Structured figure records:
---
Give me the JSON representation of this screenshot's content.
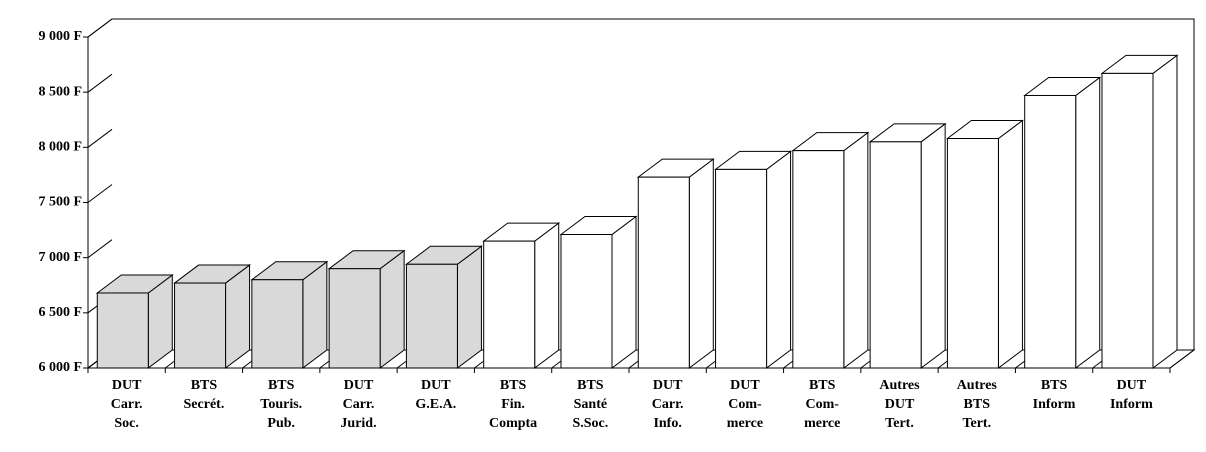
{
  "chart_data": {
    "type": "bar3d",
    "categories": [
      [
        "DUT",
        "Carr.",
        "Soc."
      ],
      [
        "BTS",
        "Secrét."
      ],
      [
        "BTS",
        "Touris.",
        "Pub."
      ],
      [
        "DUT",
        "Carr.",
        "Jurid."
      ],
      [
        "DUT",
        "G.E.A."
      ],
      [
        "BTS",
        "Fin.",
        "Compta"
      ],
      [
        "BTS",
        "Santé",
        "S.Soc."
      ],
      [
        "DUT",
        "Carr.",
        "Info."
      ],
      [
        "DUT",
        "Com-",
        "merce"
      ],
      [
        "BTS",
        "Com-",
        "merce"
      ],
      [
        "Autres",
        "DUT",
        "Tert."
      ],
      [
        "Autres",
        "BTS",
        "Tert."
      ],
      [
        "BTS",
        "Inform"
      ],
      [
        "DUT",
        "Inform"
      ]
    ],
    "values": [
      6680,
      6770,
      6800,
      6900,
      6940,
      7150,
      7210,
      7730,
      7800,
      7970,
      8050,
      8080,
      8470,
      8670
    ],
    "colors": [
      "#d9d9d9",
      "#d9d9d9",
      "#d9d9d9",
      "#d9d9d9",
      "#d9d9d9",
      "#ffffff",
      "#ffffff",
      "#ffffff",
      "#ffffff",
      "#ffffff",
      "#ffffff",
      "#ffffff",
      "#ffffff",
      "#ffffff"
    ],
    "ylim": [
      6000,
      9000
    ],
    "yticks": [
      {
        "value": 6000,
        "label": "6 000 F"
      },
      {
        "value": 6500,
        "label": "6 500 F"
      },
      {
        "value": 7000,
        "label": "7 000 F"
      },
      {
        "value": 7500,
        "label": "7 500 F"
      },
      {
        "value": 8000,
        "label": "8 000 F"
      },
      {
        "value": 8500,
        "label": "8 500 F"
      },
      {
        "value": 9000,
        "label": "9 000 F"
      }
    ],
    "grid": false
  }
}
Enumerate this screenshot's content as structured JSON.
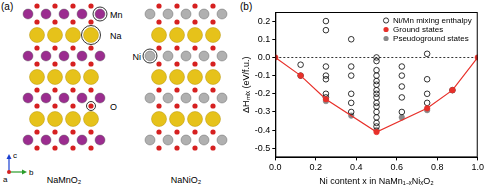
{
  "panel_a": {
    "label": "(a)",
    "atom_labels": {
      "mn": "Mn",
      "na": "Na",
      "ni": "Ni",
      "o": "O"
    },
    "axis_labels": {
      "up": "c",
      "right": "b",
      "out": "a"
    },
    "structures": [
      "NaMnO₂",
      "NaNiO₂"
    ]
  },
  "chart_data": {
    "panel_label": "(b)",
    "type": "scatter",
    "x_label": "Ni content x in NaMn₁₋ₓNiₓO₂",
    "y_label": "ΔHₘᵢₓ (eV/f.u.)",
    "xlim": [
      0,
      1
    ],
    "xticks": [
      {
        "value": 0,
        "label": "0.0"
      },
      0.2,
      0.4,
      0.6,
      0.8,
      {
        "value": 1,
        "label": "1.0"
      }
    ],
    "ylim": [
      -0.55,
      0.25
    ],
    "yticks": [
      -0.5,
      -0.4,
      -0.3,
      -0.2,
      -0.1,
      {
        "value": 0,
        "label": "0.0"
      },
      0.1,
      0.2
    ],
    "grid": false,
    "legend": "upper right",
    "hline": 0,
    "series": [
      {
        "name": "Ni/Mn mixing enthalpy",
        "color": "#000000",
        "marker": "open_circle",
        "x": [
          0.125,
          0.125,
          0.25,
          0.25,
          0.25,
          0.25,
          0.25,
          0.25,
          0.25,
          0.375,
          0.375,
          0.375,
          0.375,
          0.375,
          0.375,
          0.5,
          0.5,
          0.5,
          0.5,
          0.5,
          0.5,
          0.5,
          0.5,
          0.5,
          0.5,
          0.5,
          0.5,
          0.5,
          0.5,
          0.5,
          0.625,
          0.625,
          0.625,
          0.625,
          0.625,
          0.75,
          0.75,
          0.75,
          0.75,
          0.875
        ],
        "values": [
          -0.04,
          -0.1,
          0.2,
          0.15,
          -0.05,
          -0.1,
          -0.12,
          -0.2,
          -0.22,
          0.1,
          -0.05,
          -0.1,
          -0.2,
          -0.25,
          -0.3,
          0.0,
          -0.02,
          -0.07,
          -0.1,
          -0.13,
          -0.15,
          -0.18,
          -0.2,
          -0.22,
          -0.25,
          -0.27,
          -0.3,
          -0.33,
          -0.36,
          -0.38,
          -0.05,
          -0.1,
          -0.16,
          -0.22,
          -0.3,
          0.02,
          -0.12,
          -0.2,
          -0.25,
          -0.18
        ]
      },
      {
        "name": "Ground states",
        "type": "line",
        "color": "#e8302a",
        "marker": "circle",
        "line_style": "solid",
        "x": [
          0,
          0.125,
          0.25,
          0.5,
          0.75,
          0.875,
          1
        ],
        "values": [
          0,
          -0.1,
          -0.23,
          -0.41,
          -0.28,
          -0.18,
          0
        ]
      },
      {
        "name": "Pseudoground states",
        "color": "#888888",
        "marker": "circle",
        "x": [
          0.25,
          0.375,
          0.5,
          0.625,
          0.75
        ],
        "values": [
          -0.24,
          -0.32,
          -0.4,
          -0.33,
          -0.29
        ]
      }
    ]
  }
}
---
** WHAT YOU ARE ASKED TO DO **
Among the lines of the material, find those that hold the word "states" and copy them.

** EXERCISE RESULT **
        "name": "Ground states",
        "name": "Pseudoground states",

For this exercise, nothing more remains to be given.